◆ Records
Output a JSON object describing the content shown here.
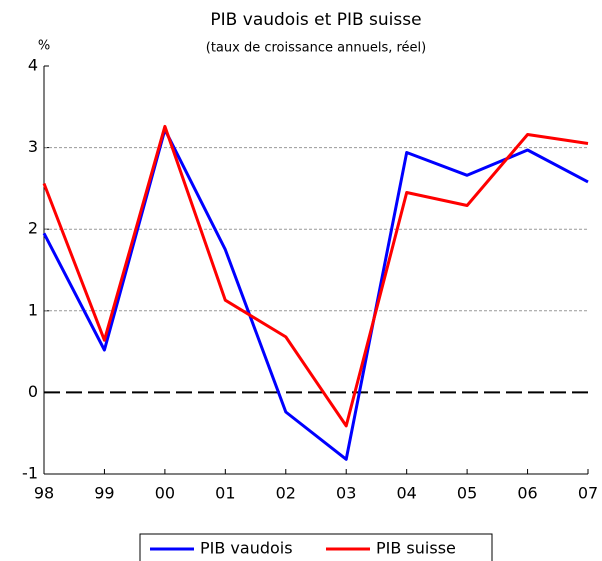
{
  "chart_data": {
    "type": "line",
    "title": "PIB vaudois et PIB suisse",
    "subtitle": "(taux de croissance annuels, réel)",
    "y_unit": "%",
    "categories": [
      "98",
      "99",
      "00",
      "01",
      "02",
      "03",
      "04",
      "05",
      "06",
      "07"
    ],
    "series": [
      {
        "name": "PIB vaudois",
        "color": "#0000ff",
        "values": [
          1.95,
          0.52,
          3.22,
          1.75,
          -0.24,
          -0.82,
          2.94,
          2.66,
          2.97,
          2.58
        ]
      },
      {
        "name": "PIB suisse",
        "color": "#ff0000",
        "values": [
          2.56,
          0.64,
          3.26,
          1.13,
          0.68,
          -0.41,
          2.45,
          2.29,
          3.16,
          3.05
        ]
      }
    ],
    "ylim": [
      -1,
      4
    ],
    "yticks": [
      -1,
      0,
      1,
      2,
      3,
      4
    ],
    "grid": true,
    "legend": "bottom"
  }
}
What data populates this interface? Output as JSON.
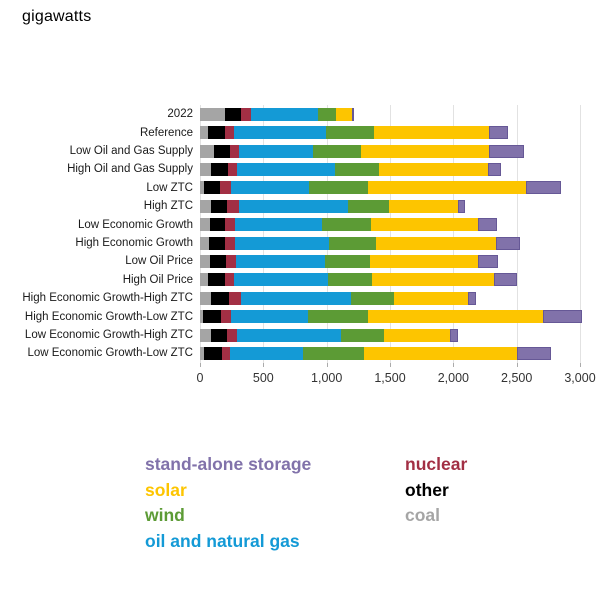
{
  "title": "gigawatts",
  "chart_data": {
    "type": "bar",
    "orientation": "horizontal",
    "stacked": true,
    "title": "gigawatts",
    "xlabel": "",
    "ylabel": "",
    "xlim": [
      0,
      3000
    ],
    "xticks": [
      0,
      500,
      1000,
      1500,
      2000,
      2500,
      3000
    ],
    "xtick_labels": [
      "0",
      "500",
      "1,000",
      "1,500",
      "2,000",
      "2,500",
      "3,000"
    ],
    "grid": "vertical",
    "unit": "gigawatts",
    "categories": [
      "2022",
      "Reference",
      "Low Oil and Gas Supply",
      "High Oil and Gas Supply",
      "Low ZTC",
      "High ZTC",
      "Low Economic Growth",
      "High Economic Growth",
      "Low Oil Price",
      "High Oil Price",
      "High Economic Growth-High ZTC",
      "High Economic Growth-Low ZTC",
      "Low Economic Growth-High ZTC",
      "Low Economic Growth-Low ZTC"
    ],
    "series": [
      {
        "name": "coal",
        "color": "#a5a5a5",
        "values": [
          200,
          65,
          110,
          85,
          30,
          85,
          80,
          70,
          80,
          65,
          90,
          25,
          85,
          35
        ]
      },
      {
        "name": "other",
        "color": "#000000",
        "values": [
          120,
          130,
          125,
          135,
          130,
          130,
          120,
          130,
          125,
          130,
          140,
          140,
          125,
          135
        ]
      },
      {
        "name": "nuclear",
        "color": "#a22f44",
        "values": [
          85,
          75,
          75,
          75,
          85,
          95,
          75,
          80,
          80,
          75,
          90,
          80,
          85,
          65
        ]
      },
      {
        "name": "oil and natural gas",
        "color": "#149ad6",
        "values": [
          525,
          725,
          585,
          770,
          615,
          855,
          690,
          735,
          705,
          740,
          870,
          605,
          815,
          580
        ]
      },
      {
        "name": "wind",
        "color": "#5c9b35",
        "values": [
          145,
          375,
          380,
          345,
          470,
          325,
          385,
          375,
          355,
          350,
          345,
          475,
          340,
          480
        ]
      },
      {
        "name": "solar",
        "color": "#fdc500",
        "values": [
          125,
          915,
          1010,
          860,
          1245,
          545,
          845,
          950,
          850,
          965,
          585,
          1380,
          525,
          1210
        ]
      },
      {
        "name": "stand-alone storage",
        "color": "#8172aa",
        "values": [
          10,
          145,
          270,
          105,
          275,
          60,
          150,
          185,
          160,
          180,
          60,
          310,
          60,
          265
        ]
      }
    ],
    "legend": {
      "position": "bottom",
      "columns": [
        [
          "stand-alone storage",
          "solar",
          "wind",
          "oil and natural gas"
        ],
        [
          "nuclear",
          "other",
          "coal"
        ]
      ]
    }
  }
}
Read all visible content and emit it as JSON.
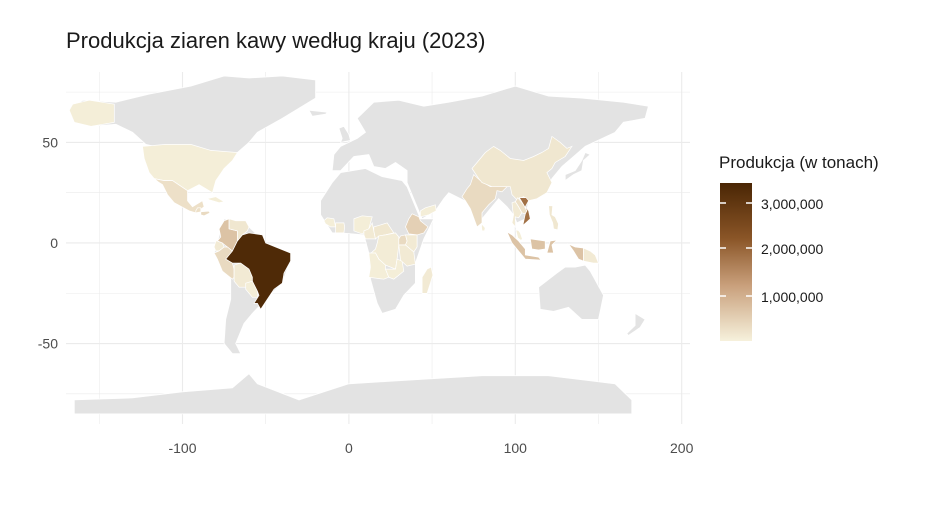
{
  "title": "Produkcja ziaren kawy według kraju (2023)",
  "colors": {
    "land_no_data": "#e3e3e3",
    "grid": "#ebebeb",
    "scale_low": "#f6f1dc",
    "scale_mid": "#b07b4c",
    "scale_high": "#4a2604"
  },
  "axes": {
    "x_ticks": [
      "-100",
      "0",
      "100",
      "200"
    ],
    "y_ticks": [
      "50",
      "0",
      "-50"
    ]
  },
  "legend": {
    "title": "Produkcja (w tonach)",
    "labels": [
      "3,000,000",
      "2,000,000",
      "1,000,000"
    ]
  },
  "chart_data": {
    "type": "choropleth",
    "x_range": [
      -170,
      205
    ],
    "y_range": [
      -90,
      85
    ],
    "legend_placement": "right",
    "value_range": [
      0,
      3500000
    ],
    "regions": [
      {
        "name": "Brazil",
        "value": 3400000
      },
      {
        "name": "Vietnam",
        "value": 1900000
      },
      {
        "name": "Colombia",
        "value": 700000
      },
      {
        "name": "Indonesia",
        "value": 700000
      },
      {
        "name": "Ethiopia",
        "value": 500000
      },
      {
        "name": "Peru",
        "value": 350000
      },
      {
        "name": "India",
        "value": 350000
      },
      {
        "name": "Honduras",
        "value": 350000
      },
      {
        "name": "Mexico",
        "value": 250000
      },
      {
        "name": "Uganda",
        "value": 350000
      },
      {
        "name": "Guatemala",
        "value": 250000
      },
      {
        "name": "Laos",
        "value": 250000
      },
      {
        "name": "Philippines",
        "value": 150000
      },
      {
        "name": "China",
        "value": 150000
      },
      {
        "name": "Central African Republic",
        "value": 150000
      },
      {
        "name": "United States",
        "value": 50000
      },
      {
        "name": "Alaska",
        "value": 50000
      },
      {
        "name": "Venezuela",
        "value": 150000
      },
      {
        "name": "Ecuador",
        "value": 100000
      },
      {
        "name": "Bolivia",
        "value": 100000
      },
      {
        "name": "Tanzania",
        "value": 100000
      },
      {
        "name": "Kenya",
        "value": 100000
      },
      {
        "name": "Madagascar",
        "value": 100000
      },
      {
        "name": "Papua New Guinea",
        "value": 100000
      },
      {
        "name": "Ivory Coast",
        "value": 100000
      },
      {
        "name": "Cameroon",
        "value": 100000
      },
      {
        "name": "DR Congo",
        "value": 80000
      },
      {
        "name": "Guinea",
        "value": 50000
      },
      {
        "name": "Angola",
        "value": 50000
      },
      {
        "name": "Zambia",
        "value": 50000
      },
      {
        "name": "Nigeria",
        "value": 50000
      },
      {
        "name": "Thailand",
        "value": 100000
      },
      {
        "name": "Malaysia",
        "value": 50000
      },
      {
        "name": "Sri Lanka",
        "value": 50000
      },
      {
        "name": "Yemen",
        "value": 50000
      },
      {
        "name": "Cuba",
        "value": 50000
      },
      {
        "name": "Paraguay",
        "value": 50000
      }
    ]
  }
}
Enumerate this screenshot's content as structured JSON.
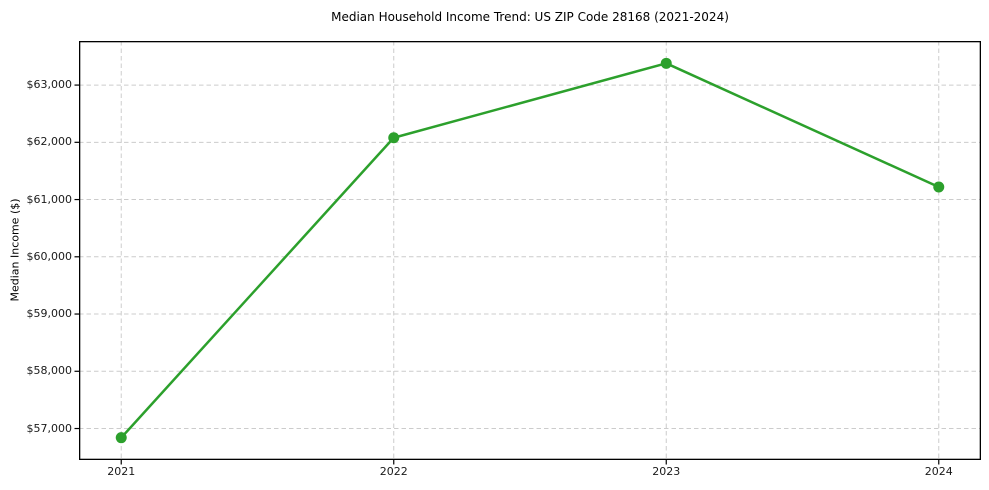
{
  "chart_data": {
    "type": "line",
    "title": "Median Household Income Trend: US ZIP Code 28168 (2021-2024)",
    "xlabel": "",
    "ylabel": "Median Income ($)",
    "x": [
      2021,
      2022,
      2023,
      2024
    ],
    "x_tick_labels": [
      "2021",
      "2022",
      "2023",
      "2024"
    ],
    "series": [
      {
        "name": "Median Household Income",
        "values": [
          56840,
          62080,
          63380,
          61220
        ]
      }
    ],
    "y_ticks": [
      57000,
      58000,
      59000,
      60000,
      61000,
      62000,
      63000
    ],
    "y_tick_labels": [
      "$57,000",
      "$58,000",
      "$59,000",
      "$60,000",
      "$61,000",
      "$62,000",
      "$63,000"
    ],
    "xlim": [
      2020.845,
      2024.155
    ],
    "ylim": [
      56450,
      63770
    ],
    "grid": true,
    "grid_style": "dashed",
    "legend": false,
    "line_color": "#2ca02c",
    "marker": "circle",
    "marker_radius": 5.5,
    "line_width": 2.5,
    "grid_color": "#cccccc",
    "axis_color": "#000000",
    "background_color": "#ffffff"
  }
}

◆ Aim
From the listing above, copy all lines holding the word "Median".

◆ Result below
    "title": "Median Household Income Trend: US ZIP Code 28168 (2021-2024)",
    "ylabel": "Median Income ($)",
        "name": "Median Household Income",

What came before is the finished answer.